* **WHAT TO WORK ON**:
Pick out the lines containing "this".

(Extracted data entries)
— start —
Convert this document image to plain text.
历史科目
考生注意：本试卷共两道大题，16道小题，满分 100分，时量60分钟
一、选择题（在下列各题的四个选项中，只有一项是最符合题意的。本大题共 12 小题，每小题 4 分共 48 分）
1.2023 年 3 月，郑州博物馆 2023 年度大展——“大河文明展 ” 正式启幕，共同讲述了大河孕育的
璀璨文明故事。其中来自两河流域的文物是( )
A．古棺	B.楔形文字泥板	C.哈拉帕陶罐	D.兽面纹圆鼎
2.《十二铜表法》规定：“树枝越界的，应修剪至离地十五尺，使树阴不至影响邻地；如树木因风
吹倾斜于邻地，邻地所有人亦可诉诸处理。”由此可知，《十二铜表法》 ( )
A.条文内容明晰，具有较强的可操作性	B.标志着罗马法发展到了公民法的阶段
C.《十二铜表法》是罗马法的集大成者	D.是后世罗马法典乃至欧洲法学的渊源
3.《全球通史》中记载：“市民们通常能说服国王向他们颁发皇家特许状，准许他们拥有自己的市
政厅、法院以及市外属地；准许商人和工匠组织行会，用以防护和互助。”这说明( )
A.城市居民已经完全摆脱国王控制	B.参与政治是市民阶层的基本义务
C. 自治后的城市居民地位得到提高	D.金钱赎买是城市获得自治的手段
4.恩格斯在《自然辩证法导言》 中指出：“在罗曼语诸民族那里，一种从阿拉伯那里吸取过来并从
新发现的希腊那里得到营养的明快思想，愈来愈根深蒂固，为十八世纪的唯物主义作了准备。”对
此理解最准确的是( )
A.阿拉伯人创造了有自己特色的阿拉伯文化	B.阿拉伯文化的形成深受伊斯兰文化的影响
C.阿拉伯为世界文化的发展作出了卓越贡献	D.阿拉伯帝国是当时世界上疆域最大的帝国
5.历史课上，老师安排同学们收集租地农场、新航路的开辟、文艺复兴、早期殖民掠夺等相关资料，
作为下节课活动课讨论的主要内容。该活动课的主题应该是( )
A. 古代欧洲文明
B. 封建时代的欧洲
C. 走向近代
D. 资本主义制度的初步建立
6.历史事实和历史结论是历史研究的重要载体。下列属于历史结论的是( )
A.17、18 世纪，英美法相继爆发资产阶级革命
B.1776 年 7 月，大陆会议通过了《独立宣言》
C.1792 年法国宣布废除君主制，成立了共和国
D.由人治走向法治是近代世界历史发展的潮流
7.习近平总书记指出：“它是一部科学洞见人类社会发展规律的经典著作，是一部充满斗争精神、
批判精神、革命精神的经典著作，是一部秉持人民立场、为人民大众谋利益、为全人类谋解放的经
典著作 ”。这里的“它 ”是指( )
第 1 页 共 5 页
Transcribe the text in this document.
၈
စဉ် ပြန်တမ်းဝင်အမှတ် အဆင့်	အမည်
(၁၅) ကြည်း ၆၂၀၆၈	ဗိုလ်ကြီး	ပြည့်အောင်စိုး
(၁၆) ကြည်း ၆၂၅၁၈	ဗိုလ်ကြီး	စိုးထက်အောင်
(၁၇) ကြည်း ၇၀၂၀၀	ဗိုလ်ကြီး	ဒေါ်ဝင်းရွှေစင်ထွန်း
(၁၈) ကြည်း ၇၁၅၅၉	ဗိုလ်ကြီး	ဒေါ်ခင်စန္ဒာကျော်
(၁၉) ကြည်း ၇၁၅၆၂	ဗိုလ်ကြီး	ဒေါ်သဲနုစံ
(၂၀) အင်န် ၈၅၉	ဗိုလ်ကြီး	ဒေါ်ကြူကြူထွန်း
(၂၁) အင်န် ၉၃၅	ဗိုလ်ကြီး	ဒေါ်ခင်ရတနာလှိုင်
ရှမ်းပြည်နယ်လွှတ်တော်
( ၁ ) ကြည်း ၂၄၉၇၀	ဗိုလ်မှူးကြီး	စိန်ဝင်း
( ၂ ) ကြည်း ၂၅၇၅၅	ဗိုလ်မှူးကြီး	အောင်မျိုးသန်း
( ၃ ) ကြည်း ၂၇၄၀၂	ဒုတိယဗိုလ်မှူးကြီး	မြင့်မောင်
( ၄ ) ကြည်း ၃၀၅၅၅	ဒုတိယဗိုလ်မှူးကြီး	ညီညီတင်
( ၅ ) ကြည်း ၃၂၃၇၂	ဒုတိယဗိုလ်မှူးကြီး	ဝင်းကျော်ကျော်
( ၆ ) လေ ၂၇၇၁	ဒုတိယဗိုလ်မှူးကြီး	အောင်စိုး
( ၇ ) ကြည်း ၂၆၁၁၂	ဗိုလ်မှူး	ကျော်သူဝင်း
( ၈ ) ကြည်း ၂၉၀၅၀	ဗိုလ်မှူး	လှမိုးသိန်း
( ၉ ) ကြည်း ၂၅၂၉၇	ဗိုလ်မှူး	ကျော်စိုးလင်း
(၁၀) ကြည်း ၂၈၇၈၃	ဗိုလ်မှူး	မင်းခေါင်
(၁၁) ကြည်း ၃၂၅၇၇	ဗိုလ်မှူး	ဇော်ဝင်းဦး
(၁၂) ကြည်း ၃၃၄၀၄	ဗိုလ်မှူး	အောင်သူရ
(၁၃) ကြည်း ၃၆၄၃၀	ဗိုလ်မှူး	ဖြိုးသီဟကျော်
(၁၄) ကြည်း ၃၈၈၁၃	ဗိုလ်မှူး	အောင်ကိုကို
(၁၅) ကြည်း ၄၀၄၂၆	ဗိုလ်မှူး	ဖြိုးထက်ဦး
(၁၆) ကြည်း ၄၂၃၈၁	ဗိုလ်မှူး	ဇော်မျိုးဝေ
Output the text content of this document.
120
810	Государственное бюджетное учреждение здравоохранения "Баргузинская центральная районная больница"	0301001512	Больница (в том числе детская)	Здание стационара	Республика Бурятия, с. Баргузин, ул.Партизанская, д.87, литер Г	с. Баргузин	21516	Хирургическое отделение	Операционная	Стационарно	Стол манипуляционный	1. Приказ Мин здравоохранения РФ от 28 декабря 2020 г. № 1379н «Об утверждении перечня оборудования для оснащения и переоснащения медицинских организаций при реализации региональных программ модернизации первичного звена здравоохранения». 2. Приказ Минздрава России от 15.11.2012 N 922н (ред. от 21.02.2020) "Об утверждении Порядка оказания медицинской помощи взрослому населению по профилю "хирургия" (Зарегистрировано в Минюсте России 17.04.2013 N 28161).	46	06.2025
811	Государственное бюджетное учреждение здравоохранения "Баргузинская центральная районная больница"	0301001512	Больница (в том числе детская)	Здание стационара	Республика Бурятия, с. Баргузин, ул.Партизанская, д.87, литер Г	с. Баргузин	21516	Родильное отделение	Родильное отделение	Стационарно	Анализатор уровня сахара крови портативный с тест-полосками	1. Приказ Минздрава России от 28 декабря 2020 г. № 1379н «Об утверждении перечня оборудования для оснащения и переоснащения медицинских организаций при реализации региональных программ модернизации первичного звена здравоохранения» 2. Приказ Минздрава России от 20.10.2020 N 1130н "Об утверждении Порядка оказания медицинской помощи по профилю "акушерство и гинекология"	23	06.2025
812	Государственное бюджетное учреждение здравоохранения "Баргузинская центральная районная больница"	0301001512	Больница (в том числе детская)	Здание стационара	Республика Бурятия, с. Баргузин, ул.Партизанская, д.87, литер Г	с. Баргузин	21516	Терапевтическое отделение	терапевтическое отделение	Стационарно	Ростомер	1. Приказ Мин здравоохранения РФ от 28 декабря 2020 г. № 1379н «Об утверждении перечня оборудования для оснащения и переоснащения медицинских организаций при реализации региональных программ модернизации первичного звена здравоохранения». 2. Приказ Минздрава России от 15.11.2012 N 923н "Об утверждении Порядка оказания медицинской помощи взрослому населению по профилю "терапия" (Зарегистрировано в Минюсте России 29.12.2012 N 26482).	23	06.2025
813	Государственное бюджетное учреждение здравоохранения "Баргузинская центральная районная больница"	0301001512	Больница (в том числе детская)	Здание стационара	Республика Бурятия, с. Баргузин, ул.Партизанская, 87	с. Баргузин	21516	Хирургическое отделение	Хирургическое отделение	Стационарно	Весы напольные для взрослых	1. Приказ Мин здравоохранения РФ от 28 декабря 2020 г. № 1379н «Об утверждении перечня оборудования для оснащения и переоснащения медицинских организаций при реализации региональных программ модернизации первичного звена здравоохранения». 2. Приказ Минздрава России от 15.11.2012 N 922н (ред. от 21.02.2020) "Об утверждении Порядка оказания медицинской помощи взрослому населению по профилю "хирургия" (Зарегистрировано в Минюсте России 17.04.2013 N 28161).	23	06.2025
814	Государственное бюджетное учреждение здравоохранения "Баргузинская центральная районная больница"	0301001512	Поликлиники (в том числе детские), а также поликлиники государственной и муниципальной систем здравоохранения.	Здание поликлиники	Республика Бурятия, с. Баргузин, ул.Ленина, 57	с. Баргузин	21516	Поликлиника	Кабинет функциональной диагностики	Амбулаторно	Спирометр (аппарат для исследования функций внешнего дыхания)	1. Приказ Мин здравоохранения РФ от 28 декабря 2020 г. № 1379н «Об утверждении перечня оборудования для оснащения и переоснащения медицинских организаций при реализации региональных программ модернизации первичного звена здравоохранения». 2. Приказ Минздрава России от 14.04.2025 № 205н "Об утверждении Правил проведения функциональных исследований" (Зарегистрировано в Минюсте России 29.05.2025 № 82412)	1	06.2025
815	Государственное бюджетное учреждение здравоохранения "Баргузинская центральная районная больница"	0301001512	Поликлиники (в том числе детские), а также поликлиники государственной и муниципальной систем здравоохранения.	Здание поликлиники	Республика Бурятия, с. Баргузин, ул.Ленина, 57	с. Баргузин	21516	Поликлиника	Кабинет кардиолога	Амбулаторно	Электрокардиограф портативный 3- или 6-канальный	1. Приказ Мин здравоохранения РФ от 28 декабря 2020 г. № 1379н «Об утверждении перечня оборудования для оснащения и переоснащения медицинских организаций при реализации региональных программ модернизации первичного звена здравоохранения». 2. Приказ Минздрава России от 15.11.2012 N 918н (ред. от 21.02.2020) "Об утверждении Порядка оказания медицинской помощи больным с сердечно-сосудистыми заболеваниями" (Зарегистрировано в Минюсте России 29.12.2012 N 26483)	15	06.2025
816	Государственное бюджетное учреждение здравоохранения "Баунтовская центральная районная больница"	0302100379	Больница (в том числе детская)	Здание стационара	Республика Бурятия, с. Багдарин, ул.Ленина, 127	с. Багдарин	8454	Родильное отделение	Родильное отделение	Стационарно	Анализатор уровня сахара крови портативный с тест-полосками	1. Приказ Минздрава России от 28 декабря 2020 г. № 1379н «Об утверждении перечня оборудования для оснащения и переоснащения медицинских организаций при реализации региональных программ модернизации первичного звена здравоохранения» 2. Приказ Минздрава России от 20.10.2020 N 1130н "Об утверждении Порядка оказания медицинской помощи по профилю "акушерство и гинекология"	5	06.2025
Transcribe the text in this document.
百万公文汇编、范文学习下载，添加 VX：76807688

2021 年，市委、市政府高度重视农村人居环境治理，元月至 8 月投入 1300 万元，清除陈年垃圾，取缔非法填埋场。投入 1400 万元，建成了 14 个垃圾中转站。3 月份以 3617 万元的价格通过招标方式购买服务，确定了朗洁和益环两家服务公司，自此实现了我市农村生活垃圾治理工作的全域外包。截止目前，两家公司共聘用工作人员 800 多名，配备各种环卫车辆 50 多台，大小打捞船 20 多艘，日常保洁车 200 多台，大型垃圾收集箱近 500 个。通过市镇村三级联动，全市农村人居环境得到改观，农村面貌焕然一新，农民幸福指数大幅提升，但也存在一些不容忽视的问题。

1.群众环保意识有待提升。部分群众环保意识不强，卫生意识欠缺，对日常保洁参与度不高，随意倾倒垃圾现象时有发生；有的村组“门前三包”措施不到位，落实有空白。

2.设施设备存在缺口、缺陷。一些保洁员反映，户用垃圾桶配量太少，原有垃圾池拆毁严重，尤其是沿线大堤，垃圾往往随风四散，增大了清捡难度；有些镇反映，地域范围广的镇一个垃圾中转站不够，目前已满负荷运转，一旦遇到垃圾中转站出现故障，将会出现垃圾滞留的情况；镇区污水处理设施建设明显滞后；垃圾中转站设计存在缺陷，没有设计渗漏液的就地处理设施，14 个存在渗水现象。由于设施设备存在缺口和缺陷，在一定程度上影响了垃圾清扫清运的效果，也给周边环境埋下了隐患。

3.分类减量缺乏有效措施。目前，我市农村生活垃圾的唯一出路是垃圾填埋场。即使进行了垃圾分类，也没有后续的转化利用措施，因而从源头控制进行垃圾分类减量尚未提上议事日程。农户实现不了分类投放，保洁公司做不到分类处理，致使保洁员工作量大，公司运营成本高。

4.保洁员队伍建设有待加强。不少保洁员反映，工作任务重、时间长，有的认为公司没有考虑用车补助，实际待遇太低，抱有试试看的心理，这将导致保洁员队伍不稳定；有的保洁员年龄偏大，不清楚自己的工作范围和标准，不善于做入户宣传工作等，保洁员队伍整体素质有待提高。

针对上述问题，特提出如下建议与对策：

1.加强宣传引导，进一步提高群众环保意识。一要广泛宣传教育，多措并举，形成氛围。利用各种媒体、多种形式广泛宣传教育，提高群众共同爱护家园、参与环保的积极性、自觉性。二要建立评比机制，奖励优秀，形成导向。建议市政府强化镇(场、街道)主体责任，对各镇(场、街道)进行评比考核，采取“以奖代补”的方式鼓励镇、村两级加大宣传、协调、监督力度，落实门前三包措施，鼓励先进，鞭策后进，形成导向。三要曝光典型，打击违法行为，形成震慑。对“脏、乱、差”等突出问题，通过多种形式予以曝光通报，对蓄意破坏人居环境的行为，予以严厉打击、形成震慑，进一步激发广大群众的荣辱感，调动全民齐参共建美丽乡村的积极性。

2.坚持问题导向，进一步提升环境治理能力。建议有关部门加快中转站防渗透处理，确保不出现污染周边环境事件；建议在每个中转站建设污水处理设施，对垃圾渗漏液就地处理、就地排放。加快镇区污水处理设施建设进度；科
— end —
* **SOLUTION TO THE EXERCISE**:
Convert this document image to plain text.
Transcribe the text in this document.
Output the text content of this document.
Transcribe the text in this document.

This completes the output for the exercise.